Data in this exercise:
— begin —
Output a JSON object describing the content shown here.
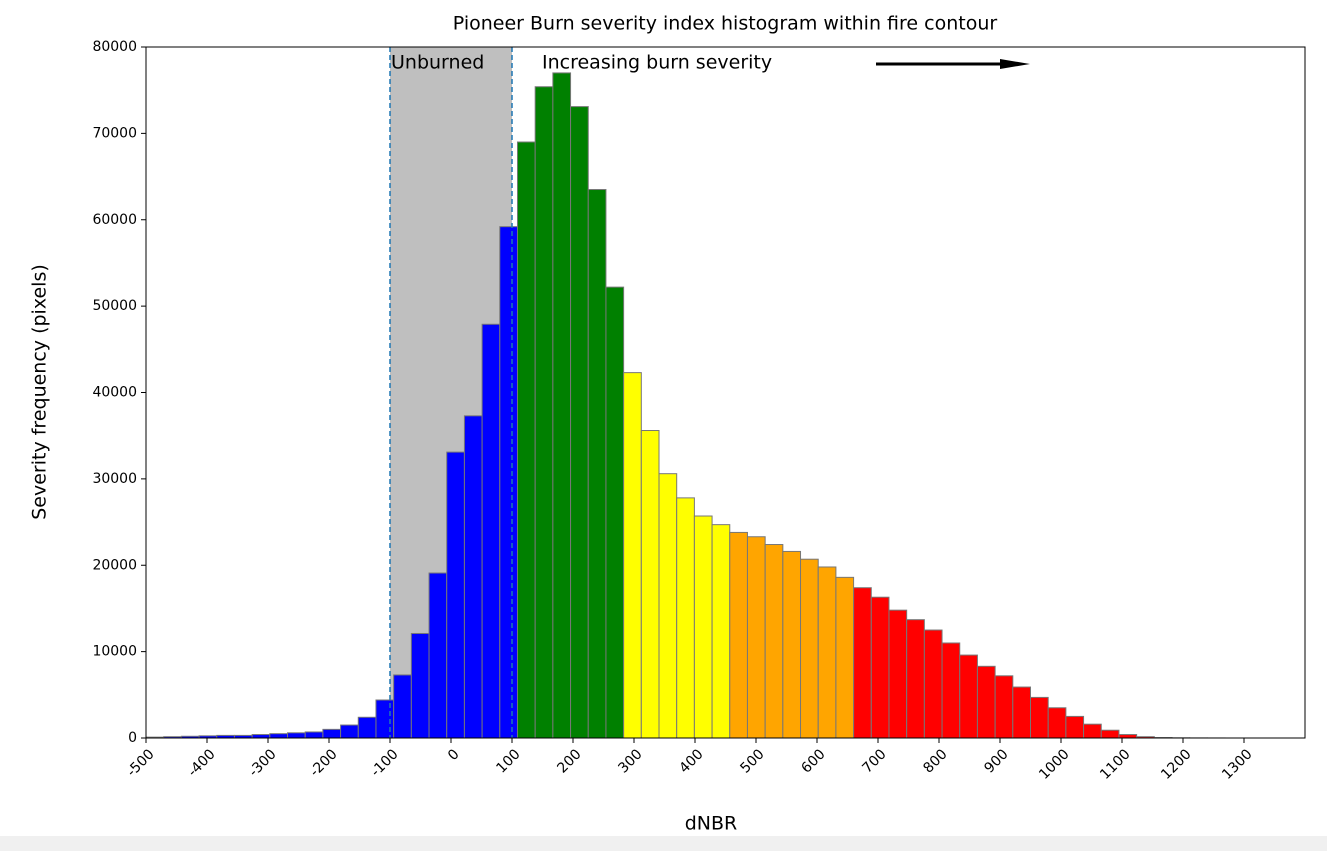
{
  "chart_data": {
    "type": "histogram",
    "title": "Pioneer Burn severity index histogram within fire contour",
    "x_label": "dNBR",
    "y_label": "Severity frequency (pixels)",
    "annotations": [
      "Unburned",
      "Increasing burn severity"
    ],
    "shaded_span": [
      -100,
      100
    ],
    "shaded_color": "#bfbfbf",
    "bins": [
      -500,
      -471,
      -442,
      -413,
      -384,
      -355,
      -326,
      -297,
      -268,
      -239,
      -210,
      -181,
      -152,
      -123,
      -94,
      -65,
      -36,
      -7,
      22,
      51,
      80,
      109,
      138,
      167,
      196,
      225,
      254,
      283,
      312,
      341,
      370,
      399,
      428,
      457,
      486,
      515,
      544,
      573,
      602,
      631,
      660,
      689,
      718,
      747,
      776,
      805,
      834,
      863,
      892,
      921,
      950,
      979,
      1008,
      1037,
      1066,
      1095,
      1124,
      1153,
      1182,
      1211,
      1240,
      1269,
      1298
    ],
    "counts": [
      100,
      150,
      200,
      250,
      300,
      300,
      400,
      500,
      600,
      700,
      1000,
      1500,
      2400,
      4400,
      7300,
      12100,
      19100,
      33100,
      37300,
      47900,
      59200,
      69000,
      75400,
      77000,
      73100,
      63500,
      52200,
      42300,
      35600,
      30600,
      27800,
      25700,
      24700,
      23800,
      23300,
      22400,
      21600,
      20700,
      19800,
      18600,
      17400,
      16300,
      14800,
      13700,
      12500,
      11000,
      9600,
      8300,
      7200,
      5900,
      4700,
      3500,
      2500,
      1600,
      900,
      400,
      150,
      50,
      20,
      10,
      5,
      0
    ],
    "colors": [
      "#0000ff",
      "#0000ff",
      "#0000ff",
      "#0000ff",
      "#0000ff",
      "#0000ff",
      "#0000ff",
      "#0000ff",
      "#0000ff",
      "#0000ff",
      "#0000ff",
      "#0000ff",
      "#0000ff",
      "#0000ff",
      "#0000ff",
      "#0000ff",
      "#0000ff",
      "#0000ff",
      "#0000ff",
      "#0000ff",
      "#0000ff",
      "#008000",
      "#008000",
      "#008000",
      "#008000",
      "#008000",
      "#008000",
      "#ffff00",
      "#ffff00",
      "#ffff00",
      "#ffff00",
      "#ffff00",
      "#ffff00",
      "#ffa500",
      "#ffa500",
      "#ffa500",
      "#ffa500",
      "#ffa500",
      "#ffa500",
      "#ffa500",
      "#ff0000",
      "#ff0000",
      "#ff0000",
      "#ff0000",
      "#ff0000",
      "#ff0000",
      "#ff0000",
      "#ff0000",
      "#ff0000",
      "#ff0000",
      "#ff0000",
      "#ff0000",
      "#ff0000",
      "#ff0000",
      "#ff0000",
      "#ff0000",
      "#ff0000",
      "#ff0000",
      "#ff0000",
      "#ff0000",
      "#ff0000",
      "#ff0000"
    ],
    "xlim": [
      -500,
      1400
    ],
    "ylim": [
      0,
      80000
    ],
    "xticks": [
      -500,
      -400,
      -300,
      -200,
      -100,
      0,
      100,
      200,
      300,
      400,
      500,
      600,
      700,
      800,
      900,
      1000,
      1100,
      1200,
      1300
    ],
    "yticks": [
      0,
      10000,
      20000,
      30000,
      40000,
      50000,
      60000,
      70000,
      80000
    ]
  }
}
— end —
Aim:
Each record above must be returned exactly as written, with its pictures omitted.

Exercise solution:
Output a JSON object describing the content shown here.
{
  "chart_data": {
    "type": "histogram",
    "title": "Pioneer Burn severity index histogram within fire contour",
    "x_label": "dNBR",
    "y_label": "Severity frequency (pixels)",
    "annotations": [
      "Unburned",
      "Increasing burn severity"
    ],
    "shaded_span": [
      -100,
      100
    ],
    "shaded_color": "#bfbfbf",
    "bins": [
      -500,
      -471,
      -442,
      -413,
      -384,
      -355,
      -326,
      -297,
      -268,
      -239,
      -210,
      -181,
      -152,
      -123,
      -94,
      -65,
      -36,
      -7,
      22,
      51,
      80,
      109,
      138,
      167,
      196,
      225,
      254,
      283,
      312,
      341,
      370,
      399,
      428,
      457,
      486,
      515,
      544,
      573,
      602,
      631,
      660,
      689,
      718,
      747,
      776,
      805,
      834,
      863,
      892,
      921,
      950,
      979,
      1008,
      1037,
      1066,
      1095,
      1124,
      1153,
      1182,
      1211,
      1240,
      1269,
      1298
    ],
    "counts": [
      100,
      150,
      200,
      250,
      300,
      300,
      400,
      500,
      600,
      700,
      1000,
      1500,
      2400,
      4400,
      7300,
      12100,
      19100,
      33100,
      37300,
      47900,
      59200,
      69000,
      75400,
      77000,
      73100,
      63500,
      52200,
      42300,
      35600,
      30600,
      27800,
      25700,
      24700,
      23800,
      23300,
      22400,
      21600,
      20700,
      19800,
      18600,
      17400,
      16300,
      14800,
      13700,
      12500,
      11000,
      9600,
      8300,
      7200,
      5900,
      4700,
      3500,
      2500,
      1600,
      900,
      400,
      150,
      50,
      20,
      10,
      5,
      0
    ],
    "colors": [
      "#0000ff",
      "#0000ff",
      "#0000ff",
      "#0000ff",
      "#0000ff",
      "#0000ff",
      "#0000ff",
      "#0000ff",
      "#0000ff",
      "#0000ff",
      "#0000ff",
      "#0000ff",
      "#0000ff",
      "#0000ff",
      "#0000ff",
      "#0000ff",
      "#0000ff",
      "#0000ff",
      "#0000ff",
      "#0000ff",
      "#0000ff",
      "#008000",
      "#008000",
      "#008000",
      "#008000",
      "#008000",
      "#008000",
      "#ffff00",
      "#ffff00",
      "#ffff00",
      "#ffff00",
      "#ffff00",
      "#ffff00",
      "#ffa500",
      "#ffa500",
      "#ffa500",
      "#ffa500",
      "#ffa500",
      "#ffa500",
      "#ffa500",
      "#ff0000",
      "#ff0000",
      "#ff0000",
      "#ff0000",
      "#ff0000",
      "#ff0000",
      "#ff0000",
      "#ff0000",
      "#ff0000",
      "#ff0000",
      "#ff0000",
      "#ff0000",
      "#ff0000",
      "#ff0000",
      "#ff0000",
      "#ff0000",
      "#ff0000",
      "#ff0000",
      "#ff0000",
      "#ff0000",
      "#ff0000",
      "#ff0000"
    ],
    "xlim": [
      -500,
      1400
    ],
    "ylim": [
      0,
      80000
    ],
    "xticks": [
      -500,
      -400,
      -300,
      -200,
      -100,
      0,
      100,
      200,
      300,
      400,
      500,
      600,
      700,
      800,
      900,
      1000,
      1100,
      1200,
      1300
    ],
    "yticks": [
      0,
      10000,
      20000,
      30000,
      40000,
      50000,
      60000,
      70000,
      80000
    ]
  }
}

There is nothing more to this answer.